__Requirement__. Pick out every line holding the string "authority" and copy it.

__Material__.
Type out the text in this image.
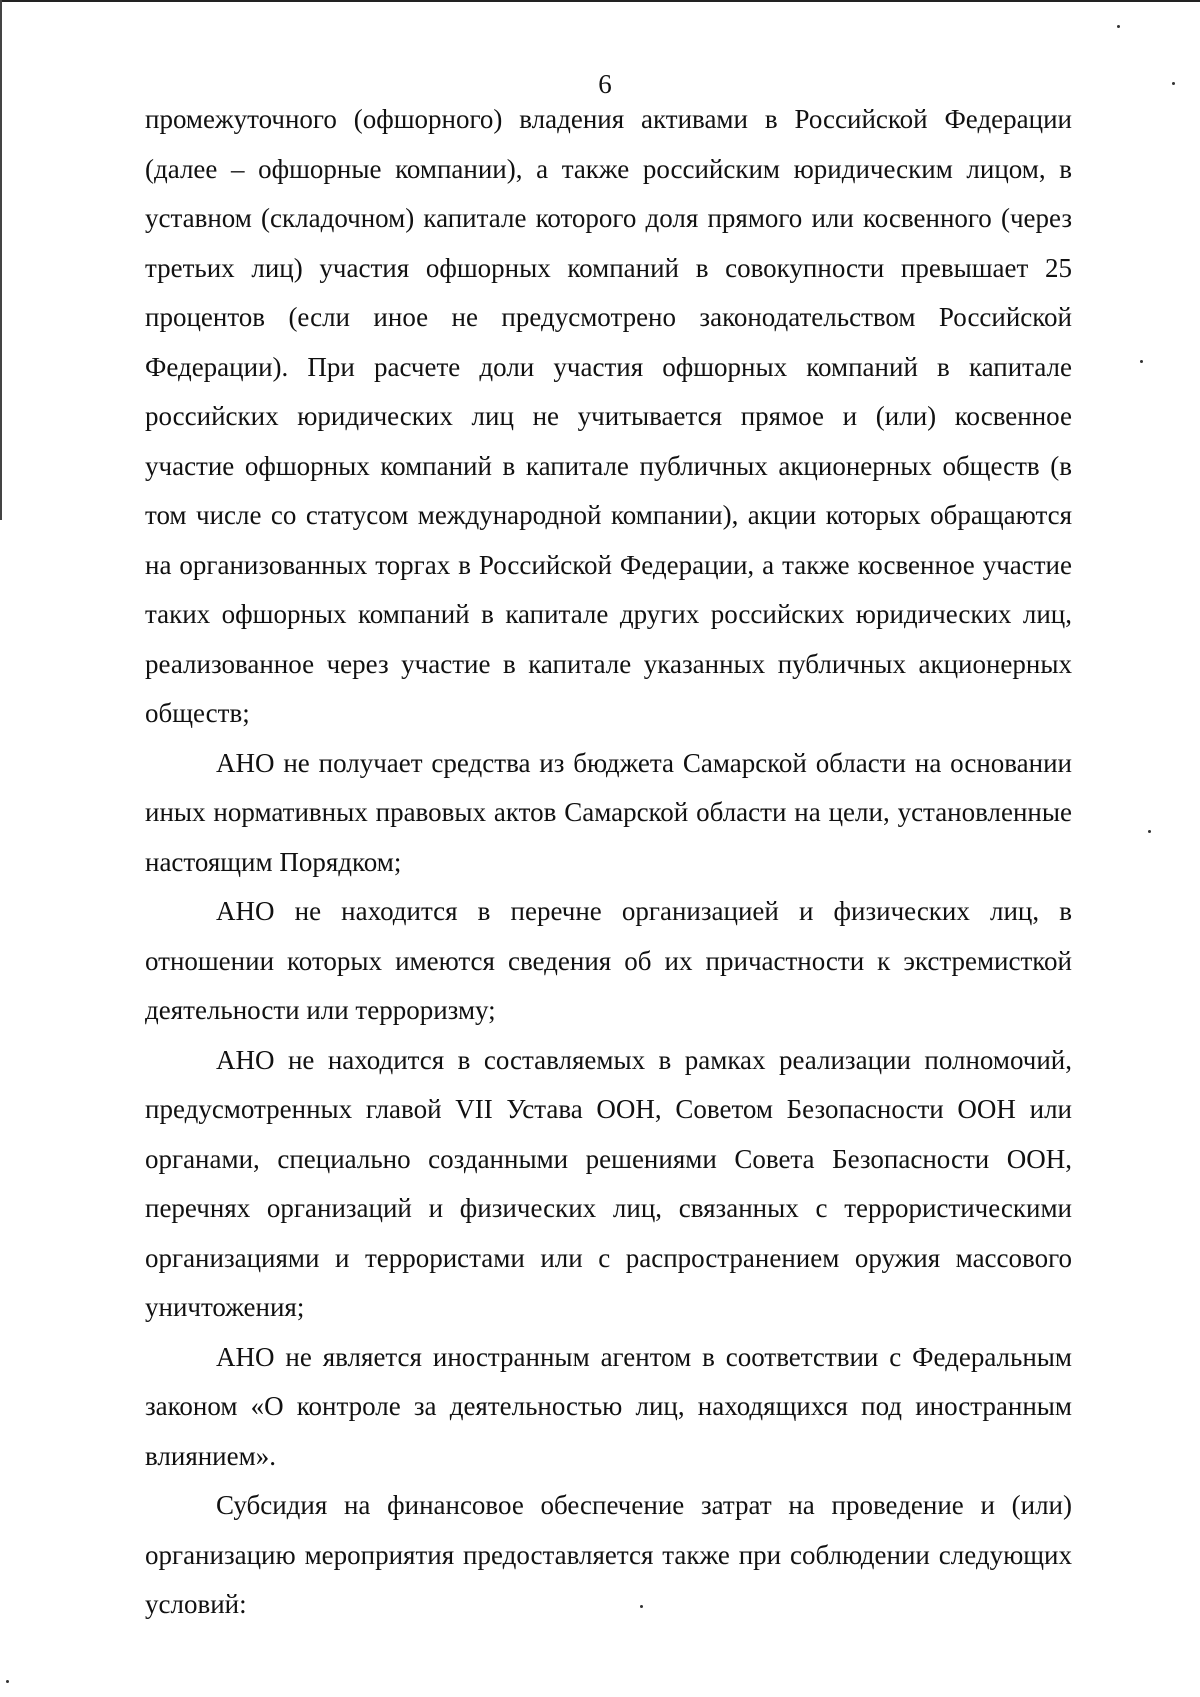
6

промежуточного (офшорного) владения активами в Российской Федерации (далее – офшорные компании), а также российским юридическим лицом, в уставном (складочном) капитале которого доля прямого или косвенного (через третьих лиц) участия офшорных компаний в совокупности превышает 25 процентов (если иное не предусмотрено законодательством Российской Федерации). При расчете доли участия офшорных компаний в капитале российских юридических лиц не учитывается прямое и (или) косвенное участие офшорных компаний в капитале публичных акционерных обществ (в том числе со статусом международной компании), акции которых обращаются на организованных торгах в Российской Федерации, а также косвенное участие таких офшорных компаний в капитале других российских юридических лиц, реализованное через участие в капитале указанных публичных акционерных обществ;

АНО не получает средства из бюджета Самарской области на основании иных нормативных правовых актов Самарской области на цели, установленные настоящим Порядком;

АНО не находится в перечне организацией и физических лиц, в отношении которых имеются сведения об их причастности к экстремисткой деятельности или терроризму;

АНО не находится в составляемых в рамках реализации полномочий, предусмотренных главой VII Устава ООН, Советом Безопасности ООН или органами, специально созданными решениями Совета Безопасности ООН, перечнях организаций и физических лиц, связанных с террористическими организациями и террористами или с распространением оружия массового уничтожения;

АНО не является иностранным агентом в соответствии с Федеральным законом «О контроле за деятельностью лиц, находящихся под иностранным влиянием».

Субсидия на финансовое обеспечение затрат на проведение и (или) организацию мероприятия предоставляется также при соблюдении следующих условий:
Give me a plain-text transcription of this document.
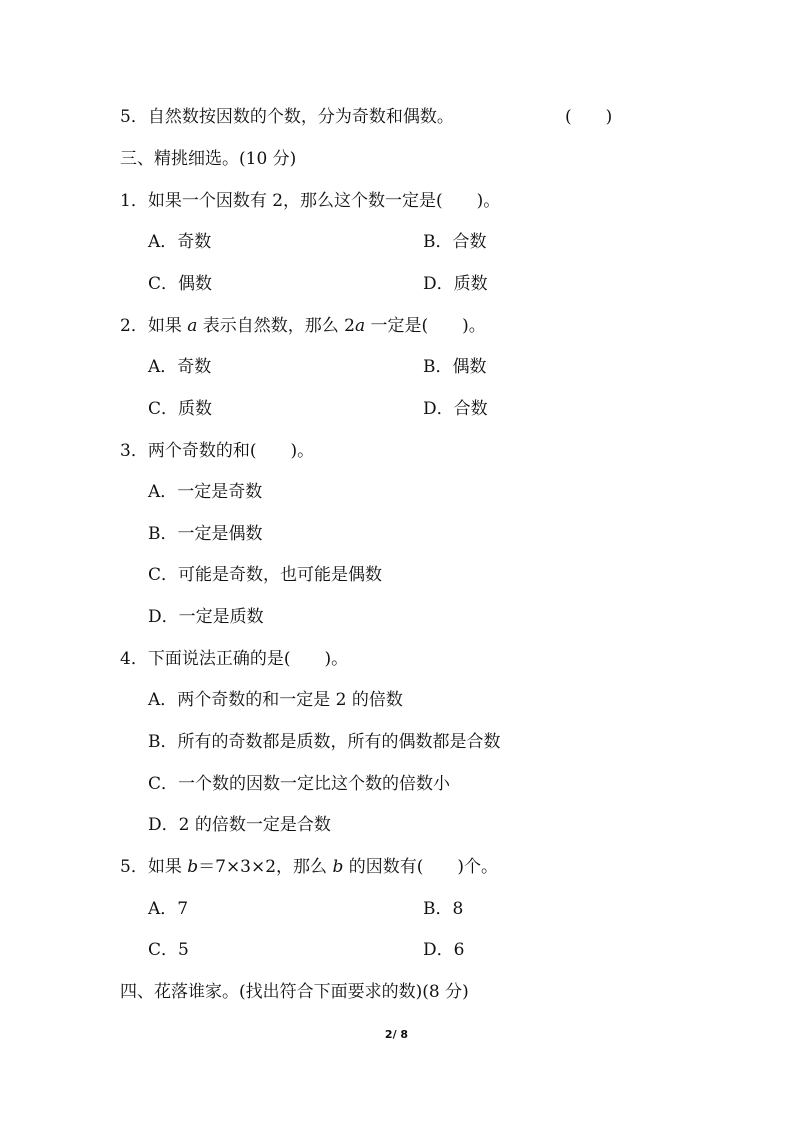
5．自然数按因数的个数，分为奇数和偶数。	(　　)
三、精挑细选。(10 分)
1．如果一个因数有 2，那么这个数一定是(　　)。
A．奇数	B．合数
C．偶数	D．质数
2．如果 a 表示自然数，那么 2a 一定是(　　)。
A．奇数	B．偶数
C．质数	D．合数
3．两个奇数的和(　　)。
A．一定是奇数
B．一定是偶数
C．可能是奇数，也可能是偶数
D．一定是质数
4．下面说法正确的是(　　)。
A．两个奇数的和一定是 2 的倍数
B．所有的奇数都是质数，所有的偶数都是合数
C．一个数的因数一定比这个数的倍数小
D．2 的倍数一定是合数
5．如果 b＝7×3×2，那么 b 的因数有(　　)个。
A．7	B．8
C．5	D．6
四、花落谁家。(找出符合下面要求的数)(8 分)
2/ 8
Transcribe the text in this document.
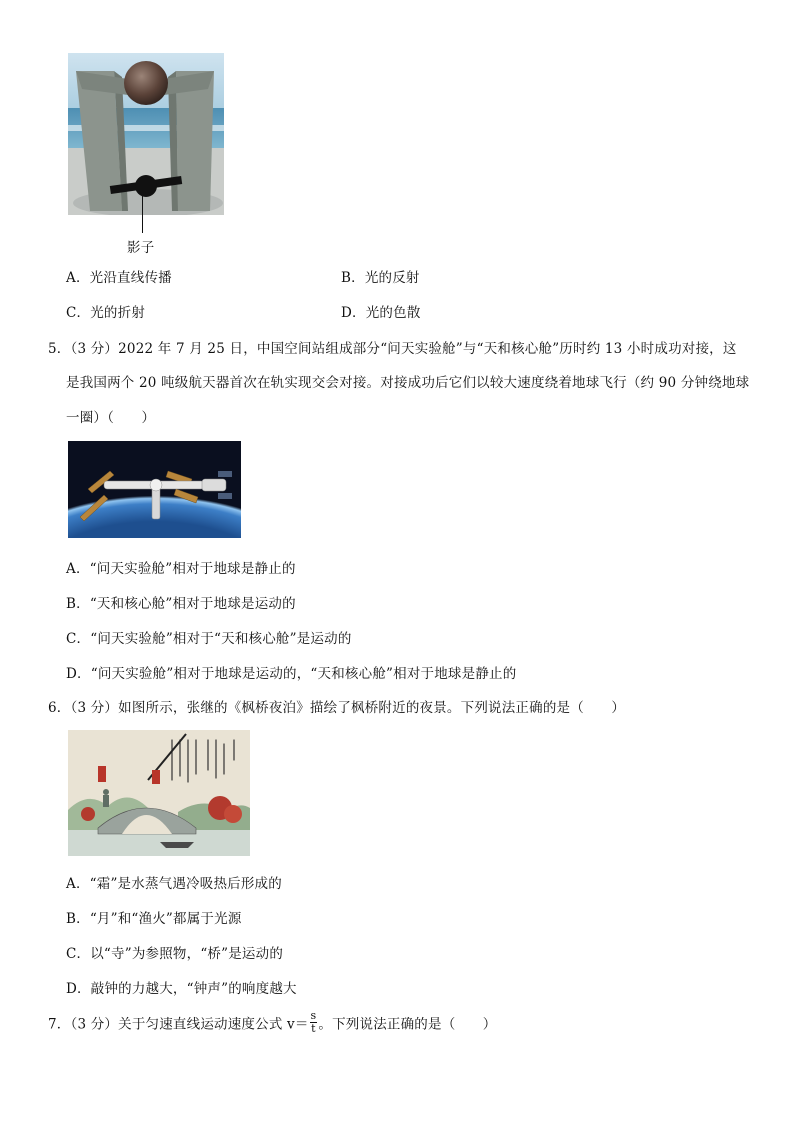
影子
A．光沿直线传播	B．光的反射
C．光的折射	D．光的色散
5．（3 分）2022 年 7 月 25 日，中国空间站组成部分“问天实验舱”与“天和核心舱”历时约 13 小时成功对接，这
是我国两个 20 吨级航天器首次在轨实现交会对接。对接成功后它们以较大速度绕着地球飞行（约 90 分钟绕地球
一圈）（　　）
A．“问天实验舱”相对于地球是静止的
B．“天和核心舱”相对于地球是运动的
C．“问天实验舱”相对于“天和核心舱”是运动的
D．“问天实验舱”相对于地球是运动的，“天和核心舱”相对于地球是静止的
6．（3 分）如图所示，张继的《枫桥夜泊》描绘了枫桥附近的夜景。下列说法正确的是（　　）
A．“霜”是水蒸气遇冷吸热后形成的
B．“月”和“渔火”都属于光源
C．以“寺”为参照物，“桥”是运动的
D．敲钟的力越大，“钟声”的响度越大
7．（3 分）关于匀速直线运动速度公式 $v= \frac{s}{t}$ 。下列说法正确的是（　　）
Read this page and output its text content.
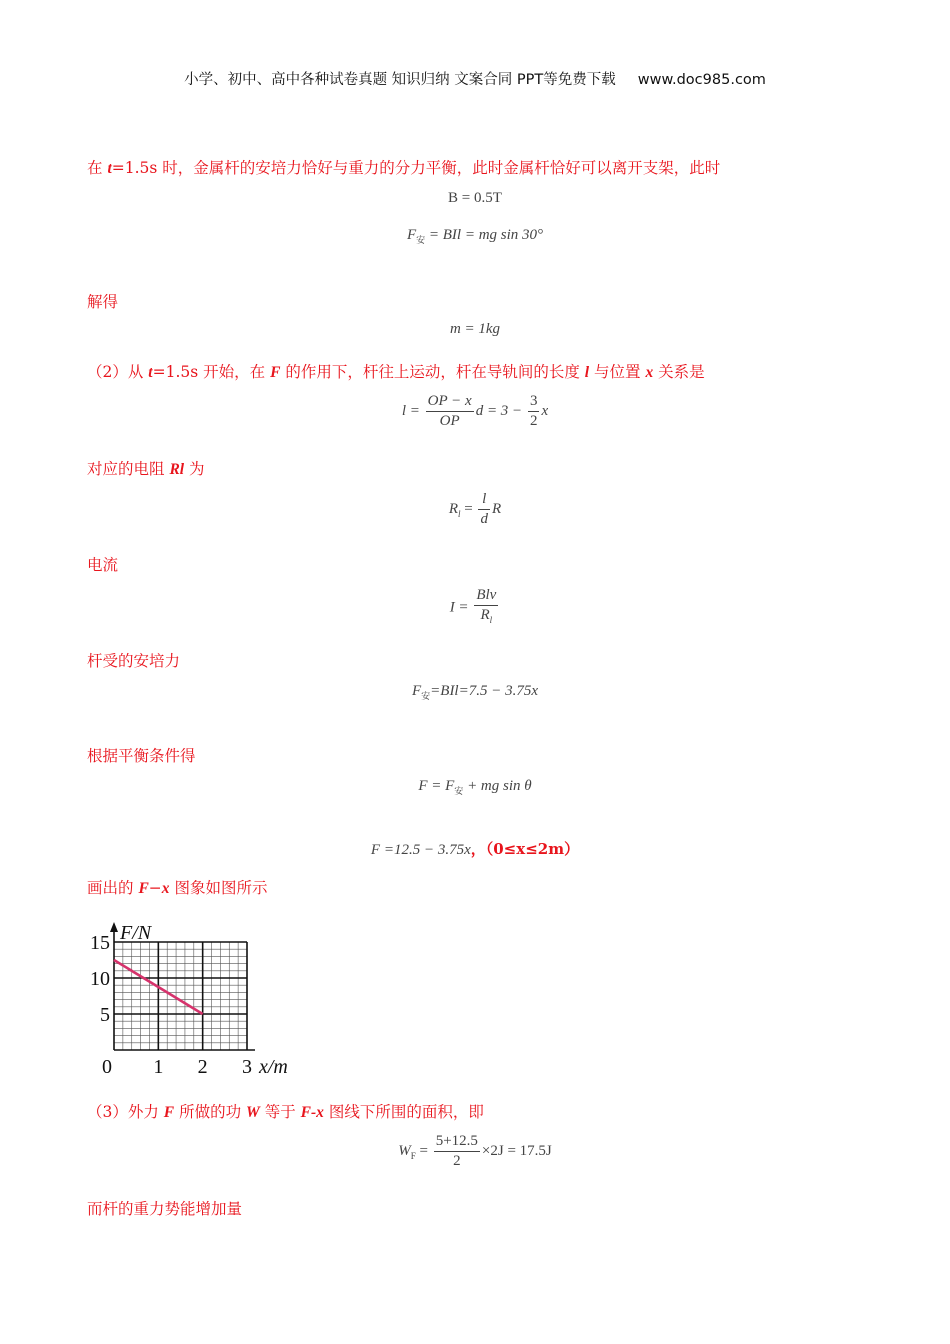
小学、初中、高中各种试卷真题 知识归纳 文案合同 PPT等免费下载 www.doc985.com
在 t=1.5s 时，金属杆的安培力恰好与重力的分力平衡，此时金属杆恰好可以离开支架，此时
B = 0.5T
$F_安$ = BIl = mg sin 30°
解得
m = 1kg
（2）从 t=1.5s 开始，在 F 的作用下，杆往上运动，杆在导轨间的长度 l 与位置 x 关系是
$l = \frac{OP - x}{OP}$ $d = 3 - \frac{3}{2}$ x
对应的电阻 Rl 为
$R_l = \frac{l}{d}$ R
电流
$I = \frac{\text{Blv}}{R_l}$
杆受的安培力
$F_安=BIl=7.5 - 3.75x$
根据平衡条件得
$F = F_安$ + mg sin θ
F =12.5 − 3.75x，（0≤x≤2m）
画出的 F−x 图象如图所示
0 1 2 3
5
10
15 F/N
x/m
（3）外力 F 所做的功 W 等于 F-x 图线下所围的面积，即
$W_F = \frac{5+12.5}{2} \times 2J = 17.5J$
而杆的重力势能增加量
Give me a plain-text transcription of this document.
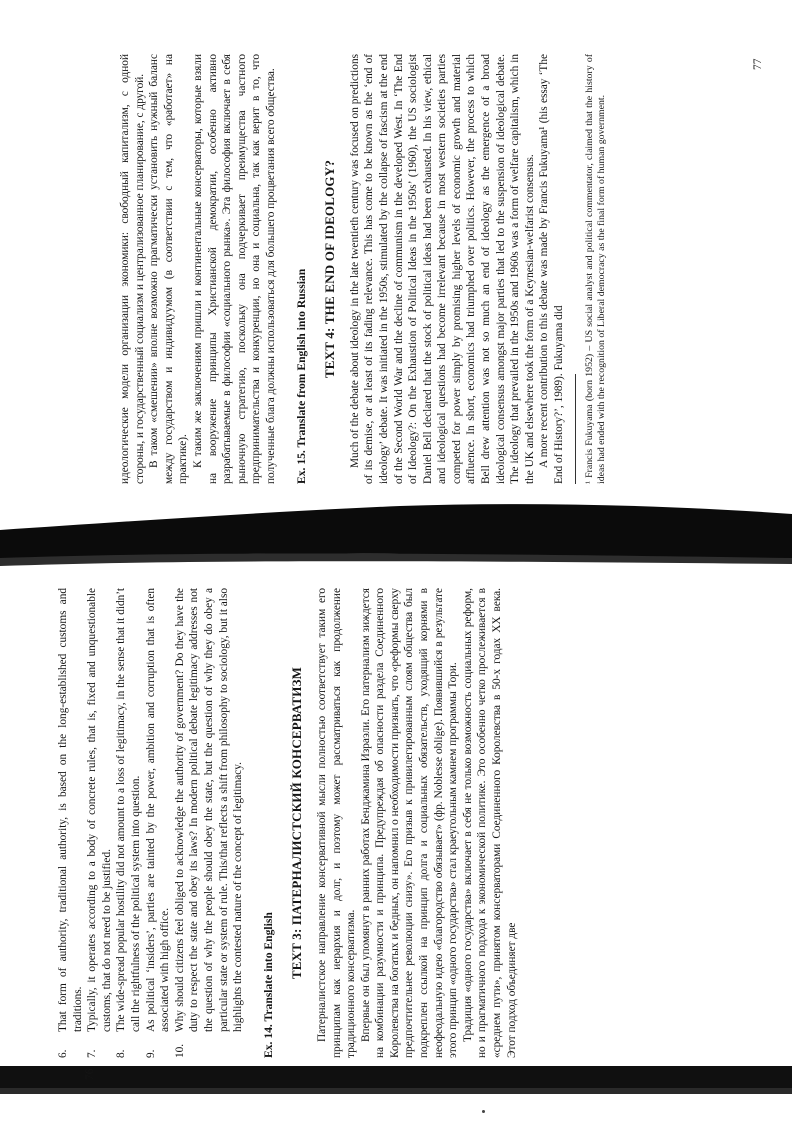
6.
That form of authority, traditional authority, is based on the long-established customs and traditions.
7.
Typically, it operates according to a body of concrete rules, that is, fixed and unquestionable customs, that do not need to be justified.
8.
The wide-spread popular hostility did not amount to a loss of legitimacy, in the sense that it didn’t call the rightfulness of the political system into question.
9.
As political ‘insiders’, parties are tainted by the power, ambition and corruption that is often associated with high office.
10.
Why should citizens feel obliged to acknowledge the authority of government? Do they have the duty to respect the state and obey its laws? In modern political debate legitimacy addresses not the question of why the people should obey the state, but the question of why they do obey a particular state or system of rule. This/that reflects a shift from philosophy to sociology, but it also highlights the contested nature of the concept of legitimacy. Ex. 14. Translate into English
TEXT 3: ПАТЕРНАЛИСТСКИЙ КОНСЕРВАТИЗМ Патерналистское направление консервативной мысли полностью соответствует таким его принципам как иерархия и долг, и поэтому может рассматриваться как продолжение традиционного консерватизма. Впервые он был упомянут в ранних работах Бенджамина Израэли. Его патернализм зиждется на комбинации разумности и принципа. Предупреждая об опасности раздела Соединенного Королевства на богатых и бедных, он напомнил о необходимости признать, что «реформы сверху предпочтительнее революции снизу». Его призыв к привилегированным слоям общества был подкреплен ссылкой на принцип долга и социальных обязательств, уходящий корнями в неофеодальную идею «благородство обязывает» (фр. Noblesse oblige). Появившийся в результате этого принцип «одного государства» стал краеугольным камнем программы Тори. Традиция «одного государства» включает в себя не только возможность социальных реформ, но и прагматичного подхода к экономической политике. Это особенно четко прослеживается в «среднем пути», принятом консерваторами Соединенного Королевства в 50-х годах XX века. Этот подход объединяет две

76

идеологические модели организации экономики: свободный капитализм, с одной стороны, и государственный социализм и централизованное планирование, с другой. В таком «смешении» вполне возможно прагматически установить нужный баланс между государством и индивидуумом (в соответствии с тем, что «работает» на практике). К таким же заключениям пришли и континентальные консерваторы, которые взяли на вооружение принципы Христианской демократии, особенно активно разрабатываемые в философии «социального рынка». Эта философия включает в себя рыночную стратегию, поскольку она подчеркивает преимущества частного предпринимательства и конкуренции, но она и социальна, так как верит в то, что полученные блага должны использоваться для большего процветания всего общества. Ex. 15. Translate from English into Russian TEXT 4: THE END OF IDEOLOGY? Much of the debate about ideology in the late twentieth century was focused on predictions of its demise, or at least of its fading relevance. This has come to be known as the ‘end of ideology’ debate. It was initiated in the 1950s, stimulated by the collapse of fascism at the end of the Second World War and the decline of communism in the developed West. In ‘The End of Ideology?: On the Exhaustion of Political Ideas in the 1950s’ (1960), the US sociologist Daniel Bell declared that the stock of political ideas had been exhausted. In his view, ethical and ideological questions had become irrelevant because in most western societies parties competed for power simply by promising higher levels of economic growth and material affluence. In short, economics had triumphed over politics. However, the process to which Bell drew attention was not so much an end of ideology as the emergence of a broad ideological consensus amongst major parties that led to the suspension of ideological debate. The ideology that prevailed in the 1950s and 1960s was a form of welfare capitalism, which in the UK and elsewhere took the form of a Keynesian-welfarist consensus. A more recent contribution to this debate was made by Francis Fukuyama¹ (his essay ‘The End of History?’, 1989). Fukuyama did ¹ Francis Fukuyama (born 1952) – US social analyst and political commentator, claimed that the history of ideas had ended with the recognition of Liberal democracy as the final form of human government.
77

__Problem solution__.
That form of authority, traditional authority, is based on the long-established customs and traditions.
Why should citizens feel obliged to acknowledge the authority of government? Do they have the duty to respect the state and obey its laws? In modern political debate legitimacy addresses not the question of why the people should obey the state, but the question of why they do obey a particular state or system of rule. This/that reflects a shift from philosophy to sociology, but it also highlights the contested nature of the concept of legitimacy. Ex. 14. Translate into English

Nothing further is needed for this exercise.